Figure contents as structured data
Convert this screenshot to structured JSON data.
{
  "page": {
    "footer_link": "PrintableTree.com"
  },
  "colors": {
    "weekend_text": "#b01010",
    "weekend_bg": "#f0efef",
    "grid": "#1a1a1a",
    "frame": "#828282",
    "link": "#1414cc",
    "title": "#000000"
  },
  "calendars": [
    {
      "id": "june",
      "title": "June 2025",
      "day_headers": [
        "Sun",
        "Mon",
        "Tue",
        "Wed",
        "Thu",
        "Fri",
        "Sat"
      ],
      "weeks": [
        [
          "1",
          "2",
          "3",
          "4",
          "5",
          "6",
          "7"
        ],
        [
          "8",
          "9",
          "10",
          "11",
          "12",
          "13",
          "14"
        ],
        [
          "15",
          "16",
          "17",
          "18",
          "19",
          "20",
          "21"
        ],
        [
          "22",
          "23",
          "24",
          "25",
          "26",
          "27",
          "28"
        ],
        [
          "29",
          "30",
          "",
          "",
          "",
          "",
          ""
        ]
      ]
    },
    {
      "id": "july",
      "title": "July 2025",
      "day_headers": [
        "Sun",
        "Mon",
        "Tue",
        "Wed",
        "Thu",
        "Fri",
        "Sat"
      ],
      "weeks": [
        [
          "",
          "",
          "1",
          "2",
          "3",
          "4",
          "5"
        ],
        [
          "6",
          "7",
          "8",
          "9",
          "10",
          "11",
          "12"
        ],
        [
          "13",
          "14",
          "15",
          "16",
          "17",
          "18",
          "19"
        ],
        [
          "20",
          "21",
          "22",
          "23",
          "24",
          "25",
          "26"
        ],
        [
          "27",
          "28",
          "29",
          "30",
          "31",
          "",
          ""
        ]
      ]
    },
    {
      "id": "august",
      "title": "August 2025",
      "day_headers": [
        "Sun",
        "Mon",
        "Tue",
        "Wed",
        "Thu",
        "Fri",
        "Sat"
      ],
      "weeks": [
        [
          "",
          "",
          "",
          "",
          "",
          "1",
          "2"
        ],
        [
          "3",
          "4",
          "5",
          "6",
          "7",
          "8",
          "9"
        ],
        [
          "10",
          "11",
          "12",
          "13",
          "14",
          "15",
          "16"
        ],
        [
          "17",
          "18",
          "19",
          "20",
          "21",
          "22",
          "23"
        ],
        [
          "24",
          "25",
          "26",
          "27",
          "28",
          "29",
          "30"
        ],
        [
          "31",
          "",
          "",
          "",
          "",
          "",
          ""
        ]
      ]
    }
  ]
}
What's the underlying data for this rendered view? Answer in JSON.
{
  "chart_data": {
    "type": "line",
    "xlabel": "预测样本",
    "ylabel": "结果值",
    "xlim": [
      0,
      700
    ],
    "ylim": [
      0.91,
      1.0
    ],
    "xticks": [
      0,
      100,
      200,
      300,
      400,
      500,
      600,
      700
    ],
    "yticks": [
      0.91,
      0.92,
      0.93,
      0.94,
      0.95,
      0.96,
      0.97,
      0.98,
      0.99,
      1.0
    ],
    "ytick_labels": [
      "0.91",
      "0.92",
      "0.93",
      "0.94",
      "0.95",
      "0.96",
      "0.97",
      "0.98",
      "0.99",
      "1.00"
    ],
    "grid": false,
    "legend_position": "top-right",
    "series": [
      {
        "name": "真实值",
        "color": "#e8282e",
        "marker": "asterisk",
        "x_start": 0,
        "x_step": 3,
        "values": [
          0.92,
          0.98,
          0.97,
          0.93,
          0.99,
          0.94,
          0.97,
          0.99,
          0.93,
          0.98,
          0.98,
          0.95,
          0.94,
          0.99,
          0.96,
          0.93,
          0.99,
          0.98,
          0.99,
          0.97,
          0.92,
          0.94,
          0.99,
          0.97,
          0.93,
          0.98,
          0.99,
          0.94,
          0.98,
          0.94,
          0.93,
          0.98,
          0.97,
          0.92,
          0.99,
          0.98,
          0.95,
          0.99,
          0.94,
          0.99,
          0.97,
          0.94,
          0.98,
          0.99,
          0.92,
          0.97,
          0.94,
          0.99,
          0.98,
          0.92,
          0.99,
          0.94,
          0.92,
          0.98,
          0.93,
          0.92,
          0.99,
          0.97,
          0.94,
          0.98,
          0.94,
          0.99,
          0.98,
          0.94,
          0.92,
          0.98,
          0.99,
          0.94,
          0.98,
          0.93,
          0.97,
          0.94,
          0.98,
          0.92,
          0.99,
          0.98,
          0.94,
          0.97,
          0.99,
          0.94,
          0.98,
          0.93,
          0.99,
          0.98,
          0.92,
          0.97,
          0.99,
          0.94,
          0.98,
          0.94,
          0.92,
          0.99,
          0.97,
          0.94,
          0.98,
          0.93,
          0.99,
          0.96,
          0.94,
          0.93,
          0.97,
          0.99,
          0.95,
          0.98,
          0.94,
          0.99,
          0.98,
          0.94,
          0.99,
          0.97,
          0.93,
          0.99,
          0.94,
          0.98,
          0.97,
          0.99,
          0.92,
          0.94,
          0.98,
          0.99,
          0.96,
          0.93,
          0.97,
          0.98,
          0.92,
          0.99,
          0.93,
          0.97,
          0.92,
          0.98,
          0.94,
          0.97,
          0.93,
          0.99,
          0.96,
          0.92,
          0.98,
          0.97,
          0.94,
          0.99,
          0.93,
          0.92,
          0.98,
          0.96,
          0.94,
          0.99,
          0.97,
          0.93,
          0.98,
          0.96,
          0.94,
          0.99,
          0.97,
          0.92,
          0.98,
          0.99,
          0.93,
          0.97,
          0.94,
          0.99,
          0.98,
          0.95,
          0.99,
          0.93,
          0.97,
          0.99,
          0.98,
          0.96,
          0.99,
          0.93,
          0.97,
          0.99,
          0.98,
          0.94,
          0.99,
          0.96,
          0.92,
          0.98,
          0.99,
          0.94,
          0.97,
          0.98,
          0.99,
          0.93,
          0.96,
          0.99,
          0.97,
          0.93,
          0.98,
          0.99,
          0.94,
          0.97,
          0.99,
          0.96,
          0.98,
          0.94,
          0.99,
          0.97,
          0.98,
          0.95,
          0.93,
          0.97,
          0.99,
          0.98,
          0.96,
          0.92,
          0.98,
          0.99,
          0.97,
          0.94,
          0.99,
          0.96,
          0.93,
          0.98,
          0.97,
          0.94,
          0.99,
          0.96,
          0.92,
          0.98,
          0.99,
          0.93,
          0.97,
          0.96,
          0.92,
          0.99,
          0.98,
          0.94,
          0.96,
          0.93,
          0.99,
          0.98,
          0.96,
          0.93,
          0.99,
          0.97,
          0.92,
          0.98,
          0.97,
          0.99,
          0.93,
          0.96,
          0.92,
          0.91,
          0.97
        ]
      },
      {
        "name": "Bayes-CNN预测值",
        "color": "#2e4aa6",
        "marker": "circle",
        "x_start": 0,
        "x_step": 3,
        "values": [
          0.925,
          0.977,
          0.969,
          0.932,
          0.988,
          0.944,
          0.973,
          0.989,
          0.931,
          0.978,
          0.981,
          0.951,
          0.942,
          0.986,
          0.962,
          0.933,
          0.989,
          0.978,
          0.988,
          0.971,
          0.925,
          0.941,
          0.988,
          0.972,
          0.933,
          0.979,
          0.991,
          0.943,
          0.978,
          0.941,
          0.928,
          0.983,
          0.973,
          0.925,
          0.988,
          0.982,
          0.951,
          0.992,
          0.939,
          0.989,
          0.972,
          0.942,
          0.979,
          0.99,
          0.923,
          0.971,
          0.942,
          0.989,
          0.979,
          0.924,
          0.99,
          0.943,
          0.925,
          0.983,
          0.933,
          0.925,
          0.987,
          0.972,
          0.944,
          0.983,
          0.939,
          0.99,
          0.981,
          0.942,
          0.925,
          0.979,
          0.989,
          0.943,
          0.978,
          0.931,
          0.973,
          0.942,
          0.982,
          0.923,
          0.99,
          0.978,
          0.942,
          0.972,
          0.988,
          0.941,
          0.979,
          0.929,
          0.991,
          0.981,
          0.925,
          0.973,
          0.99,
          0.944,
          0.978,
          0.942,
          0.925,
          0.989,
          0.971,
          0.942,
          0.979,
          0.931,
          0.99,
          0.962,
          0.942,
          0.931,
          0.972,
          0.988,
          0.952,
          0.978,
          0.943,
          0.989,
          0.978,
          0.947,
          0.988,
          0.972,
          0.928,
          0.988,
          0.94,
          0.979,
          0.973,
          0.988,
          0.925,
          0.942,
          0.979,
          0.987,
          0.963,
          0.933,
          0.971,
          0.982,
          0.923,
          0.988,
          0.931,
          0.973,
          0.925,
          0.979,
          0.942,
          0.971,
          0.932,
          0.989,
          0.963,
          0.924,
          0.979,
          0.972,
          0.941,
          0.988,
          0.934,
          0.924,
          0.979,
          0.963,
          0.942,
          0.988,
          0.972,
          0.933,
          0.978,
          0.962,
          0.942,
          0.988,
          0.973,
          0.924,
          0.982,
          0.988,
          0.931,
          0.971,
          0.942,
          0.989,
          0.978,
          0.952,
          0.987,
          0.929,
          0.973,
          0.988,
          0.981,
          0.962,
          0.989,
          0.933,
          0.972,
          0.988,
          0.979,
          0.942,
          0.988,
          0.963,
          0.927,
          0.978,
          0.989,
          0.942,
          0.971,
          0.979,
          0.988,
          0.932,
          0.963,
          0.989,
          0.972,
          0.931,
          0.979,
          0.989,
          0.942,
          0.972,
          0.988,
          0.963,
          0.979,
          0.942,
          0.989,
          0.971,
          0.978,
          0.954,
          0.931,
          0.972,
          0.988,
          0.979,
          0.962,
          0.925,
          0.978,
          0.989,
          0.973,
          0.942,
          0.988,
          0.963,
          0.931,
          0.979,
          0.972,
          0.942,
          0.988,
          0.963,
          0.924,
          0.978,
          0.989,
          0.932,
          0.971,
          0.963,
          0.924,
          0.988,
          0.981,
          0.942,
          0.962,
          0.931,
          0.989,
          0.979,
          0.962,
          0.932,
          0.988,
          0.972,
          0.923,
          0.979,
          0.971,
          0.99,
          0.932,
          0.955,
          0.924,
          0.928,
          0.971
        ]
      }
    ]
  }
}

[TASK DETAILS] Where a line above holds the string "title", show that line.

[WRITTEN ANSWER]
    "title": "#000000"
      "title": "June 2025",
      "title": "July 2025",
      "title": "August 2025",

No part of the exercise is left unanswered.